[Box coordinate lists]
====================

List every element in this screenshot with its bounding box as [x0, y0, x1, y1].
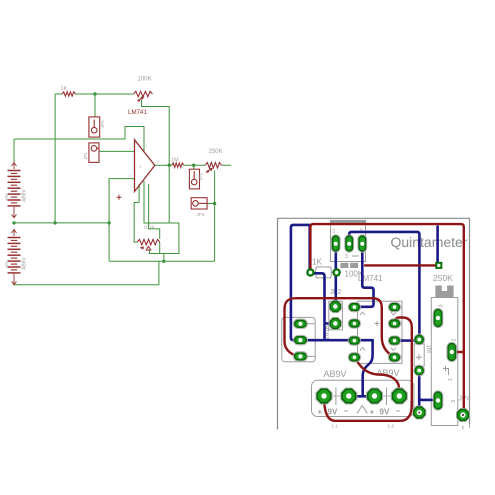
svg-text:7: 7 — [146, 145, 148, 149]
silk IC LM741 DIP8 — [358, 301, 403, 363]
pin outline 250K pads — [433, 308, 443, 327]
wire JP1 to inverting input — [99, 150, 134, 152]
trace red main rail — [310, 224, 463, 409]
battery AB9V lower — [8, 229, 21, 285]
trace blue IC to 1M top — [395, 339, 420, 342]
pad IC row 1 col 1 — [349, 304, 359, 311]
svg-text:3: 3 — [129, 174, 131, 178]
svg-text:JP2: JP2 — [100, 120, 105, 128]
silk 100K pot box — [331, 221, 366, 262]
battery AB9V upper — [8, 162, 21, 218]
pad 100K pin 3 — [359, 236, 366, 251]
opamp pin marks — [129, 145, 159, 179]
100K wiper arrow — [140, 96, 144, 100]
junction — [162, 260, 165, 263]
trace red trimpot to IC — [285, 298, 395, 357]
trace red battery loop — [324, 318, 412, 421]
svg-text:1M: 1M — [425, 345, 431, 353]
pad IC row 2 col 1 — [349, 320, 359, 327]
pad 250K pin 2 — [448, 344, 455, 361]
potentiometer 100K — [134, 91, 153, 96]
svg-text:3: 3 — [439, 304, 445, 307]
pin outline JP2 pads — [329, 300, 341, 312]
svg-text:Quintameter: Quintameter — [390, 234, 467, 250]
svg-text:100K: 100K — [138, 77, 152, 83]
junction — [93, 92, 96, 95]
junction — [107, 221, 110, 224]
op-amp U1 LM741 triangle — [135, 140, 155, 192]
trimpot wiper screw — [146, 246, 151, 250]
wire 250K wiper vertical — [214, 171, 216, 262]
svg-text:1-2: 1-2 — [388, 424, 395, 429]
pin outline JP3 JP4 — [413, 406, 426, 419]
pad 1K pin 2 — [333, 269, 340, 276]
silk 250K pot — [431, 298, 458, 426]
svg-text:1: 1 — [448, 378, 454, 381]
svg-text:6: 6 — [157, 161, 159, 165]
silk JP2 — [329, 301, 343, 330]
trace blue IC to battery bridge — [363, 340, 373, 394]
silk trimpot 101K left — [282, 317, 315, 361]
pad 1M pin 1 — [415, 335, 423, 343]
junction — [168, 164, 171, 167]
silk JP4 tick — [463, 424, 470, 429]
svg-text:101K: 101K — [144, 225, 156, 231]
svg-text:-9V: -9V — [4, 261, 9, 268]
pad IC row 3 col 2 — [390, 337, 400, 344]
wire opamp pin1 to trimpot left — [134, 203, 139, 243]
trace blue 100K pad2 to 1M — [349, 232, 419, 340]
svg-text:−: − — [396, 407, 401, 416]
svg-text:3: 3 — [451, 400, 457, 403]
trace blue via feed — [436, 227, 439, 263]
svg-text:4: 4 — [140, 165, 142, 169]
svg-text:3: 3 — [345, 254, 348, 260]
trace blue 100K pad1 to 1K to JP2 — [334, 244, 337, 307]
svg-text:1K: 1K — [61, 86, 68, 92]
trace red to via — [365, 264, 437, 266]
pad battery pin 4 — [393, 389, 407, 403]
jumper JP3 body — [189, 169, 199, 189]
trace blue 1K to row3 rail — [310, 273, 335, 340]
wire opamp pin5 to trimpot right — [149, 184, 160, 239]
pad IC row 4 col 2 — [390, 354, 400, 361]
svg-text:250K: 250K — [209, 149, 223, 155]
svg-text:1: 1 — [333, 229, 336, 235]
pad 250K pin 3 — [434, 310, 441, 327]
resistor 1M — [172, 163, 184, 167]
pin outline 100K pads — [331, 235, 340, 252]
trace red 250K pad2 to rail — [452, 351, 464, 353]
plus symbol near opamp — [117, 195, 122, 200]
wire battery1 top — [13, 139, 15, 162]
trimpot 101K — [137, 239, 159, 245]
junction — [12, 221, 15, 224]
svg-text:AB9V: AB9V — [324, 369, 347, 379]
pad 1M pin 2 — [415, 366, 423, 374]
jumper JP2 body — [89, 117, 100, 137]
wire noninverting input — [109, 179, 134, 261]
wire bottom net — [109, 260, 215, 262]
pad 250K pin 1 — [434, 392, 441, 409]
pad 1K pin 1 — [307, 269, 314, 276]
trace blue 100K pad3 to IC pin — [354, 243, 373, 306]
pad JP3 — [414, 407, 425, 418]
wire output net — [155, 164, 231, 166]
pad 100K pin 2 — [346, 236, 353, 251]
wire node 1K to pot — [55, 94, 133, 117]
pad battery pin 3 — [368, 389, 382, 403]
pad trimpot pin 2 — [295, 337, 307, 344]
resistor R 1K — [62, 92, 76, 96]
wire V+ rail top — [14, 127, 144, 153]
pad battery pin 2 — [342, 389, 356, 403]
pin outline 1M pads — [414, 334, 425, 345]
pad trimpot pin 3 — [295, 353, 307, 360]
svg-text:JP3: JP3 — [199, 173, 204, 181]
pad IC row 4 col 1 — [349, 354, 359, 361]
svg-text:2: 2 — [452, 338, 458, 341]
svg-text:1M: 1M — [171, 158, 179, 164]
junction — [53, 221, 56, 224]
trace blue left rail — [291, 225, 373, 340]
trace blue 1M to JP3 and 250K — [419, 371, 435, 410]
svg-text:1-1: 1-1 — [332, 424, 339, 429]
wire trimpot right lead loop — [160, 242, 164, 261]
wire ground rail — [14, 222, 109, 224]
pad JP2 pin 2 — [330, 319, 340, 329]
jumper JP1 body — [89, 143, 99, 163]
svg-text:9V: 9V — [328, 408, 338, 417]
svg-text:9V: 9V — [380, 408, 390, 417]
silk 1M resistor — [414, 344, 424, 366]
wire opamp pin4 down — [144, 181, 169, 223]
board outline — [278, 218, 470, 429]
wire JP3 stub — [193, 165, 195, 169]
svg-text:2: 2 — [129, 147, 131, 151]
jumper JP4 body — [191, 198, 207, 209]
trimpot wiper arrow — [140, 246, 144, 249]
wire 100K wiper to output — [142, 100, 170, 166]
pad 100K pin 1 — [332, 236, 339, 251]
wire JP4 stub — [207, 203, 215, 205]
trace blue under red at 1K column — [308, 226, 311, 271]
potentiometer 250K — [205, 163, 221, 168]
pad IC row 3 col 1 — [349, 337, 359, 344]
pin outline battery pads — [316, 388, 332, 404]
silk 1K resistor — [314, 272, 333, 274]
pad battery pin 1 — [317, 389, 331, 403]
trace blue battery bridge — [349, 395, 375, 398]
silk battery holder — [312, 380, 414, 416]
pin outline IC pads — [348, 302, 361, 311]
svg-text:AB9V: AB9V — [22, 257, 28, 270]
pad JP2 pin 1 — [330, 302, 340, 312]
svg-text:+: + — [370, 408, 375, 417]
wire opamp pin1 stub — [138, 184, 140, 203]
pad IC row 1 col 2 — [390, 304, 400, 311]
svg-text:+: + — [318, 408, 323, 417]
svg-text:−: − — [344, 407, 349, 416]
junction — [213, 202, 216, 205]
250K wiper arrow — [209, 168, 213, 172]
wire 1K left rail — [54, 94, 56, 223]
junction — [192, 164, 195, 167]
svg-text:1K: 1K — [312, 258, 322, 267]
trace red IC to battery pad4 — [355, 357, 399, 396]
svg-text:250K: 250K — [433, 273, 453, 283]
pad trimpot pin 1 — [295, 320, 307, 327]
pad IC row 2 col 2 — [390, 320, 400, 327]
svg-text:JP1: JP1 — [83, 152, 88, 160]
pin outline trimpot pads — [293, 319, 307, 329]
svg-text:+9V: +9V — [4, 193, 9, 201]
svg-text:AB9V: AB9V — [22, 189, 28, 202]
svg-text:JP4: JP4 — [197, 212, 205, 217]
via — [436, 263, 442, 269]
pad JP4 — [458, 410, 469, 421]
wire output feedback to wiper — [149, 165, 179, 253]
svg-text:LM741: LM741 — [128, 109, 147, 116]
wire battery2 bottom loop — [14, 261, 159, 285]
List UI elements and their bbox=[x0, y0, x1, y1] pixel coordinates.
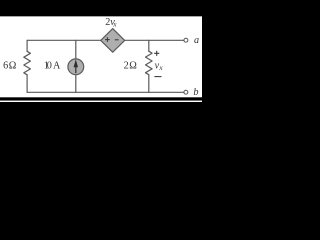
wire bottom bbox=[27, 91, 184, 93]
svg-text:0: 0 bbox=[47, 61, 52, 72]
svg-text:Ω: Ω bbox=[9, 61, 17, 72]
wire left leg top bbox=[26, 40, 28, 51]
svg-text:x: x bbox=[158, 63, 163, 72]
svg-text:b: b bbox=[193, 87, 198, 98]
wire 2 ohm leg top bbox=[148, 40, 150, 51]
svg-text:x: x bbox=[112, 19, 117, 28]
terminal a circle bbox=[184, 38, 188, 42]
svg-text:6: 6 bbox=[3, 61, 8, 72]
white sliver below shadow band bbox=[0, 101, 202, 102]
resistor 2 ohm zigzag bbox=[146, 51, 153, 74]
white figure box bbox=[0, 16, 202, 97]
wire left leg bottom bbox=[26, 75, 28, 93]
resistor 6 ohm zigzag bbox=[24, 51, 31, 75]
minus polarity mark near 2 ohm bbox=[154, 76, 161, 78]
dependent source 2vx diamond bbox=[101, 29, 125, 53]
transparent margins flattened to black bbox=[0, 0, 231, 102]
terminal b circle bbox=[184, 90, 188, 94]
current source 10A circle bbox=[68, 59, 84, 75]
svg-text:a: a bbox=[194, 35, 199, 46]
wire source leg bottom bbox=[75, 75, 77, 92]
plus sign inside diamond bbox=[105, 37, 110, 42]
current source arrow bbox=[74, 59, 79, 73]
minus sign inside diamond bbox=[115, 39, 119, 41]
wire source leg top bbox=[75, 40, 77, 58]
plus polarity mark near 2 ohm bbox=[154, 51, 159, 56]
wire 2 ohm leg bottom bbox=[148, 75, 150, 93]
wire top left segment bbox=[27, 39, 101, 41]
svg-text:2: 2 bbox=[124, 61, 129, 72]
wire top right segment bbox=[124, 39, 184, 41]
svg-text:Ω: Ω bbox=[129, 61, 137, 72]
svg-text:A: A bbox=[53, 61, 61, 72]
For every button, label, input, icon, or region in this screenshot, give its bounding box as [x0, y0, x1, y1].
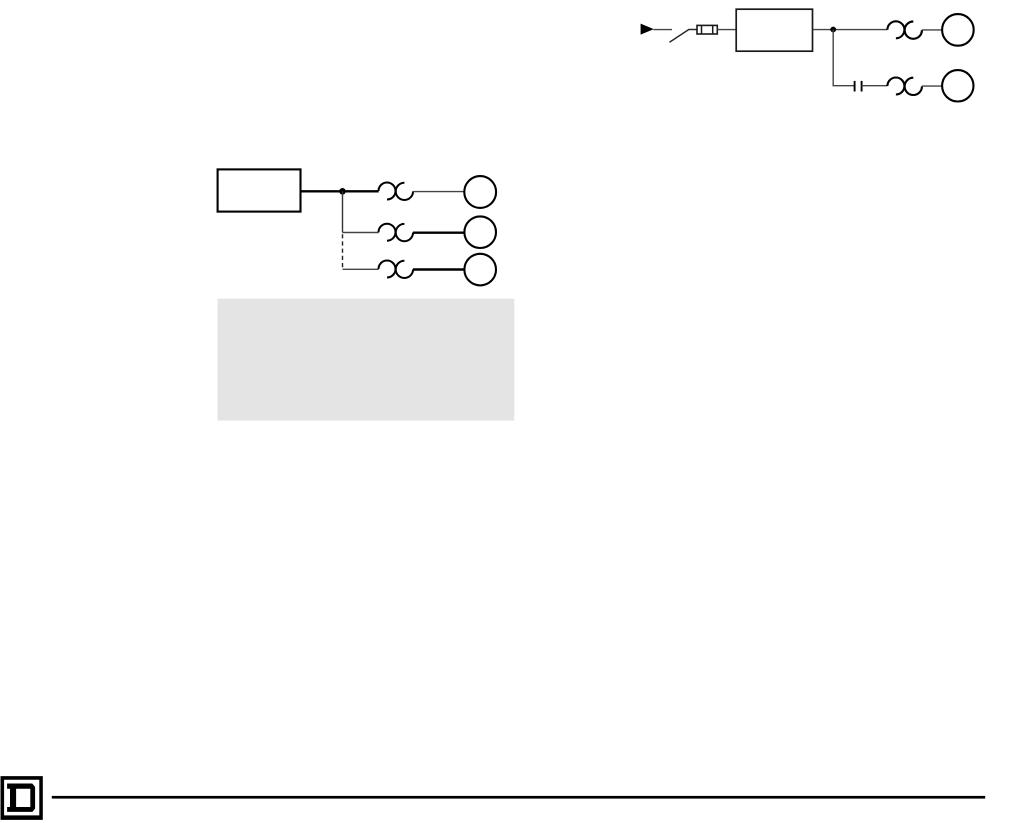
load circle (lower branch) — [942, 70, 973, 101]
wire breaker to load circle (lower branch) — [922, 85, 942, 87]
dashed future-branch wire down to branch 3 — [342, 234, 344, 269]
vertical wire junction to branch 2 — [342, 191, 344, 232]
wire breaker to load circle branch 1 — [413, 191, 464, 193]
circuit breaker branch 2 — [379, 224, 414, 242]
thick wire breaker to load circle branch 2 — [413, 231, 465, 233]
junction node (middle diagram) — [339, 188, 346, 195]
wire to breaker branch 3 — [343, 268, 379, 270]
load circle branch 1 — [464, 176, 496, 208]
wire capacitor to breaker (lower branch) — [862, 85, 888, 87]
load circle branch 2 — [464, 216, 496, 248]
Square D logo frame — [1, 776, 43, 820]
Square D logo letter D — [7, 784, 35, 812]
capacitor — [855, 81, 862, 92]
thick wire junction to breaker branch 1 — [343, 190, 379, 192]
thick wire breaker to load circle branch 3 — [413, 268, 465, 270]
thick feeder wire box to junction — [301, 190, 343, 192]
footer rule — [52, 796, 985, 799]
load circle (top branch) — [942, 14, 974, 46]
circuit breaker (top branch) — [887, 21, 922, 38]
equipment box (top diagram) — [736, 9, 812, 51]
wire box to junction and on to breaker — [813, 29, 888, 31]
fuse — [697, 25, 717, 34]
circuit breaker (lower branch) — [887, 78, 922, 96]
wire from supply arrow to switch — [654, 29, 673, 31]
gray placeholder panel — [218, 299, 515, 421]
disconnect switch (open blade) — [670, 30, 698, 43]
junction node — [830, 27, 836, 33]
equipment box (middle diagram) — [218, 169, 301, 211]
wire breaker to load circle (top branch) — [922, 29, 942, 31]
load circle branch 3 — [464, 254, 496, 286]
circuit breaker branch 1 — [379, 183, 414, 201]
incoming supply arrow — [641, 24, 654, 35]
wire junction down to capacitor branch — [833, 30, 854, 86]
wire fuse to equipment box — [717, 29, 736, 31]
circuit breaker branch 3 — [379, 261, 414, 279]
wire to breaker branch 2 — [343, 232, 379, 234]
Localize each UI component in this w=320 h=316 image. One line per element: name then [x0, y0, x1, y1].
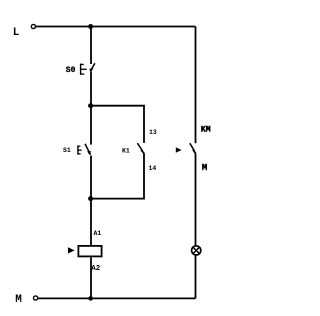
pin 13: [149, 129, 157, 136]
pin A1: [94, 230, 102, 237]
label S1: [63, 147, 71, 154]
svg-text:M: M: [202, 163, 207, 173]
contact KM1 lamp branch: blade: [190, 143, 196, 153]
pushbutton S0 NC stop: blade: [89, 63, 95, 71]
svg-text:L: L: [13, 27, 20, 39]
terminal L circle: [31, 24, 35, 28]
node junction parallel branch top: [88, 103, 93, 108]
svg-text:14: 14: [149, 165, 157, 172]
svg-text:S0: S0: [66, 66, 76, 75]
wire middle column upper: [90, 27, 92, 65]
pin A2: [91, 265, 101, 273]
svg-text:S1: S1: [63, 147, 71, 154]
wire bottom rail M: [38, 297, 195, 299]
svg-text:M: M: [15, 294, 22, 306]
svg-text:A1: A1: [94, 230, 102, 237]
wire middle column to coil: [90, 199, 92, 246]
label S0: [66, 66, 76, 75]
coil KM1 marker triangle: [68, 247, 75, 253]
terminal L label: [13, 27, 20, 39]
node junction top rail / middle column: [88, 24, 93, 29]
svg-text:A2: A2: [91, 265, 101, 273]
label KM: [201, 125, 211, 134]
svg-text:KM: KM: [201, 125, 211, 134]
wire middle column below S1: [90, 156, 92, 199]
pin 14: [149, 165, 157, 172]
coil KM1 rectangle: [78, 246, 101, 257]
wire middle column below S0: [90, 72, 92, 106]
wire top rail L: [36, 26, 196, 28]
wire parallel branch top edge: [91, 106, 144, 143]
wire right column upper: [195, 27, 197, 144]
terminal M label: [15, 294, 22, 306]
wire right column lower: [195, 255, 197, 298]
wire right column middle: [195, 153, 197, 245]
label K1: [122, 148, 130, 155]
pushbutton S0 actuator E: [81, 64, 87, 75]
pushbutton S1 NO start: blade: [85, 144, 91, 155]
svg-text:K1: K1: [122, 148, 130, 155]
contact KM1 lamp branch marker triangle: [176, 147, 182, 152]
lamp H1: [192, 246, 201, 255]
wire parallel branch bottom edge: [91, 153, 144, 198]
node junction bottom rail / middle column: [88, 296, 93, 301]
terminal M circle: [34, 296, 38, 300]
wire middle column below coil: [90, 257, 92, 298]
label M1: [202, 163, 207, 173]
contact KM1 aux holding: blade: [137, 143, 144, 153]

====================

## Directions
Lay out the records from the line with "load circle (lower branch) — [942, 70, 973, 101]" to the line with "wire capacitor to" as a Markdown table with the columns Row and Line, one numbered row per line and no blank lines.

## Response
| Row | Line |
|---|---|
| 1 | load circle (lower branch) — [942, 70, 973, 101] |
| 2 | wire breaker to load circle (lower branch) — [922, 85, 942, 87] |
| 3 | dashed future-branch wire down to branch 3 — [342, 234, 344, 269] |
| 4 | vertical wire junction to branch 2 — [342, 191, 344, 232] |
| 5 | wire breaker to load circle branch 1 — [413, 191, 464, 193] |
| 6 | circuit breaker branch 2 — [379, 224, 414, 242] |
| 7 | thick wire breaker to load circle branch 2 — [413, 231, 465, 233] |
| 8 | junction node (middle diagram) — [339, 188, 346, 195] |
| 9 | wire to breaker branch 3 — [343, 268, 379, 270] |
| 10 | load circle branch 1 — [464, 176, 496, 208] |
| 11 | wire capacitor to breaker (lower branch) — [862, 85, 888, 87] |